**Work to do**
Give the data again, word for word.
** Start Data to process **
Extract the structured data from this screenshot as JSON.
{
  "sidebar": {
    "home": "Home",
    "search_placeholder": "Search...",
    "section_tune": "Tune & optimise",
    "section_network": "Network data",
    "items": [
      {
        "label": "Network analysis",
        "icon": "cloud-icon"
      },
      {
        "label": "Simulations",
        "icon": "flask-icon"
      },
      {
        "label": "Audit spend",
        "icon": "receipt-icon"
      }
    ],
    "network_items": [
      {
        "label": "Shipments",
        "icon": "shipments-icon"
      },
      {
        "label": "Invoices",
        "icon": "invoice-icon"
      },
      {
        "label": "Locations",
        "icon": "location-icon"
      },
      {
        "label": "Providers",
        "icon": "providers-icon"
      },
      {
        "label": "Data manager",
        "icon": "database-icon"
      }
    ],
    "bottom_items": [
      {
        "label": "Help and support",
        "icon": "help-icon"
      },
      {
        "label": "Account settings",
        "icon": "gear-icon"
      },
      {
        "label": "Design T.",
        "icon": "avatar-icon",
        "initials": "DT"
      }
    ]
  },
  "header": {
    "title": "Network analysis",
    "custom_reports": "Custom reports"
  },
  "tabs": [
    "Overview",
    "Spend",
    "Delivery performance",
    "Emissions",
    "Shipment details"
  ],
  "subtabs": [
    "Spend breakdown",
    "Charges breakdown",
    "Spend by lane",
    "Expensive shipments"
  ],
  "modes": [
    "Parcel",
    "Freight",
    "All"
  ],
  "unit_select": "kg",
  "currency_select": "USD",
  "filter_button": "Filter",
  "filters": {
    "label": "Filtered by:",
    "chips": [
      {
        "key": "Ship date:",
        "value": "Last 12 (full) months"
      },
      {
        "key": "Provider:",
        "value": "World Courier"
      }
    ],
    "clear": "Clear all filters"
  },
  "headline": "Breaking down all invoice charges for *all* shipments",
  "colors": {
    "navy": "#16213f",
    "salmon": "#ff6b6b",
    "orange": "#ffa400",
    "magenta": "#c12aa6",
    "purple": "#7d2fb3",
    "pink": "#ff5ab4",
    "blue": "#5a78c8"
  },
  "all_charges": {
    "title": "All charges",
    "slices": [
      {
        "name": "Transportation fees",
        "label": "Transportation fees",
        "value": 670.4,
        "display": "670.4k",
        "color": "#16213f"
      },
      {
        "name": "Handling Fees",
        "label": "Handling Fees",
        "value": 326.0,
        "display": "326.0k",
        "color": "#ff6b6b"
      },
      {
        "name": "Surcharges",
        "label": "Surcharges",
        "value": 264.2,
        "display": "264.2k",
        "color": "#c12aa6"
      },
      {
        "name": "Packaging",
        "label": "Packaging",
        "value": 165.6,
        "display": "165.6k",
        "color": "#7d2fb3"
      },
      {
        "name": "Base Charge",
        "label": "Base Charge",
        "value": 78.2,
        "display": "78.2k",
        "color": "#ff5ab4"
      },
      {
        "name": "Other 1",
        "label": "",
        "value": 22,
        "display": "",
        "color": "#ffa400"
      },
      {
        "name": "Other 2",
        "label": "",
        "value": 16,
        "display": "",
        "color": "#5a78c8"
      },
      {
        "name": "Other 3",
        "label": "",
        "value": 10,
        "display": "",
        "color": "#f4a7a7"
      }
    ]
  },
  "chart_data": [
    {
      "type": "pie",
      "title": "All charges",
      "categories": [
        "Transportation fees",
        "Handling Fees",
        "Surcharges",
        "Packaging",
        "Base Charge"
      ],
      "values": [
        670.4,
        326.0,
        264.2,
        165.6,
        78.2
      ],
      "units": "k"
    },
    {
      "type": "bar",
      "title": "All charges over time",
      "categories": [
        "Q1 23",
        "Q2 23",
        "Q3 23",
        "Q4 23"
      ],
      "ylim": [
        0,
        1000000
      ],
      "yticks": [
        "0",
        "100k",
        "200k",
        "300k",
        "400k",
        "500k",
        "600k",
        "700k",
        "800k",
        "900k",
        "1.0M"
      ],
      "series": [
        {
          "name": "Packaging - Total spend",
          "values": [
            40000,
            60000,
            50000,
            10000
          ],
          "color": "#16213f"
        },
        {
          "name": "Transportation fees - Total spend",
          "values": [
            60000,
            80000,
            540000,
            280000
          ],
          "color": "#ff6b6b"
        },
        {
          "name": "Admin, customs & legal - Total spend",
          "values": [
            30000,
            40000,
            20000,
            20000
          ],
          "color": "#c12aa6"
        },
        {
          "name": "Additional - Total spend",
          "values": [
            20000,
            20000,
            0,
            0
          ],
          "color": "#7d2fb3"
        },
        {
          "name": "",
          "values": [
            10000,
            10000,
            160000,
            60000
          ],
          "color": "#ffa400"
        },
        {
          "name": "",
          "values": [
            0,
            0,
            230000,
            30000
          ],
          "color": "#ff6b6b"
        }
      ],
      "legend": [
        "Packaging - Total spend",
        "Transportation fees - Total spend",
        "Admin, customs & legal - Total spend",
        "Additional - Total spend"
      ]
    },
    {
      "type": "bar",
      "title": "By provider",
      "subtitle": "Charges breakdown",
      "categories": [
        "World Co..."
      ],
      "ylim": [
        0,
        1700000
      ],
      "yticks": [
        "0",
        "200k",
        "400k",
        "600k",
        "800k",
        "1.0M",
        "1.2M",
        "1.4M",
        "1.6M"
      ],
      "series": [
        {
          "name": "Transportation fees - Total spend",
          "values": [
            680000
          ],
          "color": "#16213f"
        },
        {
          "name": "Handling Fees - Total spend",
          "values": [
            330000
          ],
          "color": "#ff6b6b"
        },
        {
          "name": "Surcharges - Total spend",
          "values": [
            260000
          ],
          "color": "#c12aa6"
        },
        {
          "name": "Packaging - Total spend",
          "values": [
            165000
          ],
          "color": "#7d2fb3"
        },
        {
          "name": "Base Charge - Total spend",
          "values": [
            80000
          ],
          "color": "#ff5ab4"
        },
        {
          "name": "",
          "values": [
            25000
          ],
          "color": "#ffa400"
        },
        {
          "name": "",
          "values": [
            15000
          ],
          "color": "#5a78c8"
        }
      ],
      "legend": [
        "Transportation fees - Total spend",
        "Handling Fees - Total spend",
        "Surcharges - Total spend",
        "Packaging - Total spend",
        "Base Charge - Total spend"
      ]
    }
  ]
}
** End Data to process **
**Response for this exercise**
Extract the structured data from this screenshot as JSON.
{
  "sidebar": {
    "home": "Home",
    "search_placeholder": "Search...",
    "section_tune": "Tune & optimise",
    "section_network": "Network data",
    "items": [
      {
        "label": "Network analysis",
        "icon": "cloud-icon"
      },
      {
        "label": "Simulations",
        "icon": "flask-icon"
      },
      {
        "label": "Audit spend",
        "icon": "receipt-icon"
      }
    ],
    "network_items": [
      {
        "label": "Shipments",
        "icon": "shipments-icon"
      },
      {
        "label": "Invoices",
        "icon": "invoice-icon"
      },
      {
        "label": "Locations",
        "icon": "location-icon"
      },
      {
        "label": "Providers",
        "icon": "providers-icon"
      },
      {
        "label": "Data manager",
        "icon": "database-icon"
      }
    ],
    "bottom_items": [
      {
        "label": "Help and support",
        "icon": "help-icon"
      },
      {
        "label": "Account settings",
        "icon": "gear-icon"
      },
      {
        "label": "Design T.",
        "icon": "avatar-icon",
        "initials": "DT"
      }
    ]
  },
  "header": {
    "title": "Network analysis",
    "custom_reports": "Custom reports"
  },
  "tabs": [
    "Overview",
    "Spend",
    "Delivery performance",
    "Emissions",
    "Shipment details"
  ],
  "subtabs": [
    "Spend breakdown",
    "Charges breakdown",
    "Spend by lane",
    "Expensive shipments"
  ],
  "modes": [
    "Parcel",
    "Freight",
    "All"
  ],
  "unit_select": "kg",
  "currency_select": "USD",
  "filter_button": "Filter",
  "filters": {
    "label": "Filtered by:",
    "chips": [
      {
        "key": "Ship date:",
        "value": "Last 12 (full) months"
      },
      {
        "key": "Provider:",
        "value": "World Courier"
      }
    ],
    "clear": "Clear all filters"
  },
  "headline": "Breaking down all invoice charges for *all* shipments",
  "colors": {
    "navy": "#16213f",
    "salmon": "#ff6b6b",
    "orange": "#ffa400",
    "magenta": "#c12aa6",
    "purple": "#7d2fb3",
    "pink": "#ff5ab4",
    "blue": "#5a78c8"
  },
  "all_charges": {
    "title": "All charges",
    "slices": [
      {
        "name": "Transportation fees",
        "label": "Transportation fees",
        "value": 670.4,
        "display": "670.4k",
        "color": "#16213f"
      },
      {
        "name": "Handling Fees",
        "label": "Handling Fees",
        "value": 326.0,
        "display": "326.0k",
        "color": "#ff6b6b"
      },
      {
        "name": "Surcharges",
        "label": "Surcharges",
        "value": 264.2,
        "display": "264.2k",
        "color": "#c12aa6"
      },
      {
        "name": "Packaging",
        "label": "Packaging",
        "value": 165.6,
        "display": "165.6k",
        "color": "#7d2fb3"
      },
      {
        "name": "Base Charge",
        "label": "Base Charge",
        "value": 78.2,
        "display": "78.2k",
        "color": "#ff5ab4"
      },
      {
        "name": "Other 1",
        "label": "",
        "value": 22,
        "display": "",
        "color": "#ffa400"
      },
      {
        "name": "Other 2",
        "label": "",
        "value": 16,
        "display": "",
        "color": "#5a78c8"
      },
      {
        "name": "Other 3",
        "label": "",
        "value": 10,
        "display": "",
        "color": "#f4a7a7"
      }
    ]
  },
  "chart_data": [
    {
      "type": "pie",
      "title": "All charges",
      "categories": [
        "Transportation fees",
        "Handling Fees",
        "Surcharges",
        "Packaging",
        "Base Charge"
      ],
      "values": [
        670.4,
        326.0,
        264.2,
        165.6,
        78.2
      ],
      "units": "k"
    },
    {
      "type": "bar",
      "title": "All charges over time",
      "categories": [
        "Q1 23",
        "Q2 23",
        "Q3 23",
        "Q4 23"
      ],
      "ylim": [
        0,
        1000000
      ],
      "yticks": [
        "0",
        "100k",
        "200k",
        "300k",
        "400k",
        "500k",
        "600k",
        "700k",
        "800k",
        "900k",
        "1.0M"
      ],
      "series": [
        {
          "name": "Packaging - Total spend",
          "values": [
            40000,
            60000,
            50000,
            10000
          ],
          "color": "#16213f"
        },
        {
          "name": "Transportation fees - Total spend",
          "values": [
            60000,
            80000,
            540000,
            280000
          ],
          "color": "#ff6b6b"
        },
        {
          "name": "Admin, customs & legal - Total spend",
          "values": [
            30000,
            40000,
            20000,
            20000
          ],
          "color": "#c12aa6"
        },
        {
          "name": "Additional - Total spend",
          "values": [
            20000,
            20000,
            0,
            0
          ],
          "color": "#7d2fb3"
        },
        {
          "name": "",
          "values": [
            10000,
            10000,
            160000,
            60000
          ],
          "color": "#ffa400"
        },
        {
          "name": "",
          "values": [
            0,
            0,
            230000,
            30000
          ],
          "color": "#ff6b6b"
        }
      ],
      "legend": [
        "Packaging - Total spend",
        "Transportation fees - Total spend",
        "Admin, customs & legal - Total spend",
        "Additional - Total spend"
      ]
    },
    {
      "type": "bar",
      "title": "By provider",
      "subtitle": "Charges breakdown",
      "categories": [
        "World Co..."
      ],
      "ylim": [
        0,
        1700000
      ],
      "yticks": [
        "0",
        "200k",
        "400k",
        "600k",
        "800k",
        "1.0M",
        "1.2M",
        "1.4M",
        "1.6M"
      ],
      "series": [
        {
          "name": "Transportation fees - Total spend",
          "values": [
            680000
          ],
          "color": "#16213f"
        },
        {
          "name": "Handling Fees - Total spend",
          "values": [
            330000
          ],
          "color": "#ff6b6b"
        },
        {
          "name": "Surcharges - Total spend",
          "values": [
            260000
          ],
          "color": "#c12aa6"
        },
        {
          "name": "Packaging - Total spend",
          "values": [
            165000
          ],
          "color": "#7d2fb3"
        },
        {
          "name": "Base Charge - Total spend",
          "values": [
            80000
          ],
          "color": "#ff5ab4"
        },
        {
          "name": "",
          "values": [
            25000
          ],
          "color": "#ffa400"
        },
        {
          "name": "",
          "values": [
            15000
          ],
          "color": "#5a78c8"
        }
      ],
      "legend": [
        "Transportation fees - Total spend",
        "Handling Fees - Total spend",
        "Surcharges - Total spend",
        "Packaging - Total spend",
        "Base Charge - Total spend"
      ]
    }
  ]
}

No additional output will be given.